Assignment:
Copy each line below that has "ASSAY".

#####

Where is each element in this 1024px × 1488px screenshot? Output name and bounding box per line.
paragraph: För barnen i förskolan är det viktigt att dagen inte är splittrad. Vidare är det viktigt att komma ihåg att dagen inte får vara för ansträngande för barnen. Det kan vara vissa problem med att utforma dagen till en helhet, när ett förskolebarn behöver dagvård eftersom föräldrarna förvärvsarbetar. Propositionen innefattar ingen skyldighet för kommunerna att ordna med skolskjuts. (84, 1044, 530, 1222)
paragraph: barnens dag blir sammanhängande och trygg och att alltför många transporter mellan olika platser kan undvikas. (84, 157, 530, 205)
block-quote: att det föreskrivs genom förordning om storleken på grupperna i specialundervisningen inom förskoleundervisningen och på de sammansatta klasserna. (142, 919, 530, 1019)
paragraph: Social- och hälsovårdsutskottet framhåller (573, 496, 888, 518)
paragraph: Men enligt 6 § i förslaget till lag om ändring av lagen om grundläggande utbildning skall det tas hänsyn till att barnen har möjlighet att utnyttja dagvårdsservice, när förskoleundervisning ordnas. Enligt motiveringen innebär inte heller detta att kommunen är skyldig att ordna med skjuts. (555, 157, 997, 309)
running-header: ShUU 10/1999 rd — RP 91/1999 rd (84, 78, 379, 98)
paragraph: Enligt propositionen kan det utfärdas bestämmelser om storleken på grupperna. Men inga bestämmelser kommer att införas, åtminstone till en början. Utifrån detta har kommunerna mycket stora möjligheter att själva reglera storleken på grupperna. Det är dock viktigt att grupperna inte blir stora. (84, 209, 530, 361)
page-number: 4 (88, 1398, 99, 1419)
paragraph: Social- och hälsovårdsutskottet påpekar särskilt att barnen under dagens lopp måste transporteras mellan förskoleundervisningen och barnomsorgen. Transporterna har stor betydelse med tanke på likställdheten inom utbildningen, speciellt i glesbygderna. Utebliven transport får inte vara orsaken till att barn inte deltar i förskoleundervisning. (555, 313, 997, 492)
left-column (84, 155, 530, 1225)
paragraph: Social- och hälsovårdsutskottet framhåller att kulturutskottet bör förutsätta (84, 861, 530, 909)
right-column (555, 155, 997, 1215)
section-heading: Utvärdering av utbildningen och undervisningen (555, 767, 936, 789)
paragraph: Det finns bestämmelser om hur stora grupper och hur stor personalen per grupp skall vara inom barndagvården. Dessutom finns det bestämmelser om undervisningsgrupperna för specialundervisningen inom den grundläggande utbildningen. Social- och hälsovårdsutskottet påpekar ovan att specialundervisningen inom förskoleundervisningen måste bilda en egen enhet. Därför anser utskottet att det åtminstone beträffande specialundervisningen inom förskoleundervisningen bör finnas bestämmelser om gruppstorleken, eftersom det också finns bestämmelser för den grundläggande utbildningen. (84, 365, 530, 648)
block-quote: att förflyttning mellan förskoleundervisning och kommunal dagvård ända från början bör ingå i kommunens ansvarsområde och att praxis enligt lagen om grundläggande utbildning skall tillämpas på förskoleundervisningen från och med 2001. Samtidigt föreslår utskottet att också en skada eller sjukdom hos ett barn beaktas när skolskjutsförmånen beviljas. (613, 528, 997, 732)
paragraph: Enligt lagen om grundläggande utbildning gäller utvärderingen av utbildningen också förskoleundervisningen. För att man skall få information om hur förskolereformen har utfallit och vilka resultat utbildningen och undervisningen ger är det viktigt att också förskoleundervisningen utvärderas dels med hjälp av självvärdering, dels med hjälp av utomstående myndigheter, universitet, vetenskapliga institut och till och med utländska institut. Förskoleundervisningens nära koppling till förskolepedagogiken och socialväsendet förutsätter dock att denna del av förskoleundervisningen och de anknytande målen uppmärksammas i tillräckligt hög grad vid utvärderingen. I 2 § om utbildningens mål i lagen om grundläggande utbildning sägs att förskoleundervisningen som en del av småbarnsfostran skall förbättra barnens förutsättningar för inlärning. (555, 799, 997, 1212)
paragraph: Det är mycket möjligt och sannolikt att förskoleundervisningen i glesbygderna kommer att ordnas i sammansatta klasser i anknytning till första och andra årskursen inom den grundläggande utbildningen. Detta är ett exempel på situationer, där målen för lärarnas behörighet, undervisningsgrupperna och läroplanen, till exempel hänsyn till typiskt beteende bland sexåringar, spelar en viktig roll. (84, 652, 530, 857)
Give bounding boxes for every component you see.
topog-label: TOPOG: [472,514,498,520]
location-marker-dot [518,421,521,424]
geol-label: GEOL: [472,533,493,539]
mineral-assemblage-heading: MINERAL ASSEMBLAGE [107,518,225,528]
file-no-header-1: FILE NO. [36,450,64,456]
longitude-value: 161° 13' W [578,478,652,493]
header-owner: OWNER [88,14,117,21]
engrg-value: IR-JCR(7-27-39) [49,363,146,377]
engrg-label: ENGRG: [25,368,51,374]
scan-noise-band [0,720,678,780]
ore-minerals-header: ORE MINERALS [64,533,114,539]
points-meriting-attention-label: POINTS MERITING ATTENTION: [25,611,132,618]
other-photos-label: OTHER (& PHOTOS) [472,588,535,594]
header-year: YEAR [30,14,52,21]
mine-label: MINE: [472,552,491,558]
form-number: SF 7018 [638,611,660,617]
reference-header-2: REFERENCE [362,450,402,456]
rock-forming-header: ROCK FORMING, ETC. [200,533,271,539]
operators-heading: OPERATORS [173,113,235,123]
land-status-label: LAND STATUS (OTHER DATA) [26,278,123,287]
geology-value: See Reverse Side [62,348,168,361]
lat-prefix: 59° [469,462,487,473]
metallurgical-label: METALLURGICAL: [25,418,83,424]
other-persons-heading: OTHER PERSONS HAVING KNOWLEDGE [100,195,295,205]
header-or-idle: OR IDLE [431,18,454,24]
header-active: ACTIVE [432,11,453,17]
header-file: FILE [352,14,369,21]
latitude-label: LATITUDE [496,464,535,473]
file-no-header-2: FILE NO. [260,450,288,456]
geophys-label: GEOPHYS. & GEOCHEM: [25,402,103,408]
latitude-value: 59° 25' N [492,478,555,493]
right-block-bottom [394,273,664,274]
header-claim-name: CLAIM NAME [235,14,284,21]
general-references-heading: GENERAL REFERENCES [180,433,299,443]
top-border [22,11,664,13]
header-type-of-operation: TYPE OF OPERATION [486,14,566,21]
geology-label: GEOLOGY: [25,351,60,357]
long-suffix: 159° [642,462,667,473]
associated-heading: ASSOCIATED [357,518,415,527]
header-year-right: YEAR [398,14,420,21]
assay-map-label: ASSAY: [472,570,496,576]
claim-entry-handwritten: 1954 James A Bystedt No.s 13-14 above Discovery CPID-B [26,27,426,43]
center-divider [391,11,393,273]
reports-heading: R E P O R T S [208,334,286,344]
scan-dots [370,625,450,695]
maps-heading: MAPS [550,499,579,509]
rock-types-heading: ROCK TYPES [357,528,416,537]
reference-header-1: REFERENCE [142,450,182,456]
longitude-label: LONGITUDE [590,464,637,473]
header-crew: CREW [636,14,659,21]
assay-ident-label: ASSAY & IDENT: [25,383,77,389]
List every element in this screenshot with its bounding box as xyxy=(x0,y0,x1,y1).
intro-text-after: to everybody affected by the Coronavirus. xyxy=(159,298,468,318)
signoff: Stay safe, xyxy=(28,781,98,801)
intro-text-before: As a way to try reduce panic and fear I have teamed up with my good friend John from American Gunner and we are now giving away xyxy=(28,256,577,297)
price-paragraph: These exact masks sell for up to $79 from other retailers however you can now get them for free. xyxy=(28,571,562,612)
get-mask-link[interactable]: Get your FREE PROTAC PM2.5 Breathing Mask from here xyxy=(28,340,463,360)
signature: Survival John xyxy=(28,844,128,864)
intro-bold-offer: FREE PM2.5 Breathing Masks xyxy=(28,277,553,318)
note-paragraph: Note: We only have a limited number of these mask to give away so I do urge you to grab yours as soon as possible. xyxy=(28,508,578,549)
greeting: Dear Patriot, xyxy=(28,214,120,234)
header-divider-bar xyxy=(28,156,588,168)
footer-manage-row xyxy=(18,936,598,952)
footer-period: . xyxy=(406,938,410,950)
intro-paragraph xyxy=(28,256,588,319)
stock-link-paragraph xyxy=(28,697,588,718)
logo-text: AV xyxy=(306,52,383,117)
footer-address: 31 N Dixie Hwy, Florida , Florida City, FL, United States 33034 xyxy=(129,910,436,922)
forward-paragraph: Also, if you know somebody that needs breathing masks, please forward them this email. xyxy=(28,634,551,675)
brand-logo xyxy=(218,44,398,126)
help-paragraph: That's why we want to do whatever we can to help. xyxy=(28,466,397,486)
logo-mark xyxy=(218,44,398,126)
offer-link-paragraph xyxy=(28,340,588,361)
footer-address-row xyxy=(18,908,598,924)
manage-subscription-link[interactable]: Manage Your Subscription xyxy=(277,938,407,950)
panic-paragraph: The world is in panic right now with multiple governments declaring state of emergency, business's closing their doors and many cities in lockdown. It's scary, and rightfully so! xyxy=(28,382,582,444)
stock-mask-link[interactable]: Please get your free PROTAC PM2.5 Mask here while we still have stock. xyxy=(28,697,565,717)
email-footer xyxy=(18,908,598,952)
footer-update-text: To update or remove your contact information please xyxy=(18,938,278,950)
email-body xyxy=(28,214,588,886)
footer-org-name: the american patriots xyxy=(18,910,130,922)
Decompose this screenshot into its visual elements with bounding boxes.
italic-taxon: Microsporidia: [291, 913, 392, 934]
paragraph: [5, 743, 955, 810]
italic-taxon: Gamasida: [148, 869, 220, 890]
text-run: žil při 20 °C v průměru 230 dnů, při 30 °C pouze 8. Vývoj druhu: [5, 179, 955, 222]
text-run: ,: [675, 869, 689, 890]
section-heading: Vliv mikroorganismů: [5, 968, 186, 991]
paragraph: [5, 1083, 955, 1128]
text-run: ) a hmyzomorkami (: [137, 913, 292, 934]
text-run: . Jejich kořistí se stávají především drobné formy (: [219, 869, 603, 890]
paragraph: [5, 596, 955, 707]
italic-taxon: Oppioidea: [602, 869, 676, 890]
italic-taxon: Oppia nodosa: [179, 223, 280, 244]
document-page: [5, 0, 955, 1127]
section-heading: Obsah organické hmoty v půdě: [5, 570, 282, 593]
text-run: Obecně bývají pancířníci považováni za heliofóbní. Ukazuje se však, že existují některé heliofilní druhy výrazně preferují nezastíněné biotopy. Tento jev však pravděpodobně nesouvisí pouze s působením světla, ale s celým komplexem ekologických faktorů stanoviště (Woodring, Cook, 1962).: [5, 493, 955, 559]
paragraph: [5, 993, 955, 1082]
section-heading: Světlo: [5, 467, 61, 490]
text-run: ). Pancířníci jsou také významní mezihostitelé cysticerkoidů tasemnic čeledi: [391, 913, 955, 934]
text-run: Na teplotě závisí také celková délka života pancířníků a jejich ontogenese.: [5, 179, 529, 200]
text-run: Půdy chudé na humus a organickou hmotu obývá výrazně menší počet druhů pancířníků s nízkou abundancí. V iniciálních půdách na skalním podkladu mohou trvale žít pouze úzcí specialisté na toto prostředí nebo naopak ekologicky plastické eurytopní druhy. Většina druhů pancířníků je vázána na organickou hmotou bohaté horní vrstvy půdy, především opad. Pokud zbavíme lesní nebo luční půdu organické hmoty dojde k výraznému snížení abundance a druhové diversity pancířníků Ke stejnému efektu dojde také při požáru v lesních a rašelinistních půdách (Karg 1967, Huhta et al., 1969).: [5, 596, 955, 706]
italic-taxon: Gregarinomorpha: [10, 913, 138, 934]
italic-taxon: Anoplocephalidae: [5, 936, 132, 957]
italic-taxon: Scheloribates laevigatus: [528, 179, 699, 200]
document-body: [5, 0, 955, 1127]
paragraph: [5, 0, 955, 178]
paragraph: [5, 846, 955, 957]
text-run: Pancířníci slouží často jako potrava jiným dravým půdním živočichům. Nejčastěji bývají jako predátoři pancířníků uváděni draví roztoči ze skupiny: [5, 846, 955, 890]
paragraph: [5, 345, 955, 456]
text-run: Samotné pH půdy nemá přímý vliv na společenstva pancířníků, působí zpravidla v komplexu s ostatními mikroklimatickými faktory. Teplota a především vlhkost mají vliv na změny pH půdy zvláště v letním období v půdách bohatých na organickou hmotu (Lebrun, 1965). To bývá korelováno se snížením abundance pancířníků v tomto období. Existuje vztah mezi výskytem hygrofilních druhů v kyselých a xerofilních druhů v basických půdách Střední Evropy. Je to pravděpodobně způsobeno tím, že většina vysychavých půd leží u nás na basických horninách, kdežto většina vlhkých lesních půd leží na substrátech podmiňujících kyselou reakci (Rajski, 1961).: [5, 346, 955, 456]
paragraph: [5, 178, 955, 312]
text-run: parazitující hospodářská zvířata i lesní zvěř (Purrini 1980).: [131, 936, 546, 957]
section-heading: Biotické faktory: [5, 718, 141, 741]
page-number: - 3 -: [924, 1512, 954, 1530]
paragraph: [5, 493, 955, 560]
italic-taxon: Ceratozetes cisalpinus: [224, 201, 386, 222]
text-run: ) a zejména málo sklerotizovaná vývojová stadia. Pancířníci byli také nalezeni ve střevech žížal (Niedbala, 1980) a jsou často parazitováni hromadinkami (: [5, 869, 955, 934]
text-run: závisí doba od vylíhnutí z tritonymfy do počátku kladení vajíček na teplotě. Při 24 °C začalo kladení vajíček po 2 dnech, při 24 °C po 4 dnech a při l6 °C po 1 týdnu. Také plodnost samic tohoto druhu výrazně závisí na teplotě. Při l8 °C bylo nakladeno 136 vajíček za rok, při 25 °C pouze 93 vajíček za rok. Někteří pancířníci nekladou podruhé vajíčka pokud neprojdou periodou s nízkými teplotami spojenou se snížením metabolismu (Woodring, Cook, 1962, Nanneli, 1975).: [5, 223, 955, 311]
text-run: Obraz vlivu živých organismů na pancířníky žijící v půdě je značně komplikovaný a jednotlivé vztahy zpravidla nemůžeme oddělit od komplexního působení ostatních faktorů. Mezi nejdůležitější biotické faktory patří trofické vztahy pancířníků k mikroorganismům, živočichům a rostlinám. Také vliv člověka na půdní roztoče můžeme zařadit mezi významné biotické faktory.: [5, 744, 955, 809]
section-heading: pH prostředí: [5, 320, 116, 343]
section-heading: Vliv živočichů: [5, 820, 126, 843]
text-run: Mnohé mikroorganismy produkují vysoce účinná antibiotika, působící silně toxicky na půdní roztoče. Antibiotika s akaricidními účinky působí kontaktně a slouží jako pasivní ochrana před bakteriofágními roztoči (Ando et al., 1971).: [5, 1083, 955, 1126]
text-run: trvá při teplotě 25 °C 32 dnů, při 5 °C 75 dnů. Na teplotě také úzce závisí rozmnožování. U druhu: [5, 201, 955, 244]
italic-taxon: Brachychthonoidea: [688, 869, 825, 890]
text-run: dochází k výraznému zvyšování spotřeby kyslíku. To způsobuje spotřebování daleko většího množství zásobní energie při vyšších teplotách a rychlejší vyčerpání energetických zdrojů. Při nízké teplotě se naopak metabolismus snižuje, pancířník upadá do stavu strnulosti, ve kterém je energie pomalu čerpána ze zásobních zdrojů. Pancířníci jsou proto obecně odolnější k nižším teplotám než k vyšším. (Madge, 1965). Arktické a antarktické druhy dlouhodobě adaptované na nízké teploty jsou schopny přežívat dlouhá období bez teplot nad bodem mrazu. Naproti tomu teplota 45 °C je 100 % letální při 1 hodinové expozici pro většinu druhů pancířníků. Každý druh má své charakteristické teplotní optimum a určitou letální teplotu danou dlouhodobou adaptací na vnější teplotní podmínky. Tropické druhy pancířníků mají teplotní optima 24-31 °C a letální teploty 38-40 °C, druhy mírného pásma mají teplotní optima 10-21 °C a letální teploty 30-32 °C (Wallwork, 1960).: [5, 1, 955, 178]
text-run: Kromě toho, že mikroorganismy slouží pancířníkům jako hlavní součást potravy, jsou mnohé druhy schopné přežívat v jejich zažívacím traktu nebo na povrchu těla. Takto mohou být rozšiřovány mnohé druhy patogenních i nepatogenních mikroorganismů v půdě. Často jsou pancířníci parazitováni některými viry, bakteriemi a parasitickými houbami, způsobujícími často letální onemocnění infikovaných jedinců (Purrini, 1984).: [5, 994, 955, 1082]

#####

Written response:
assay-map-label: ASSAY: [472,570,496,576]
assay-ident-label: ASSAY & IDENT: [25,383,77,389]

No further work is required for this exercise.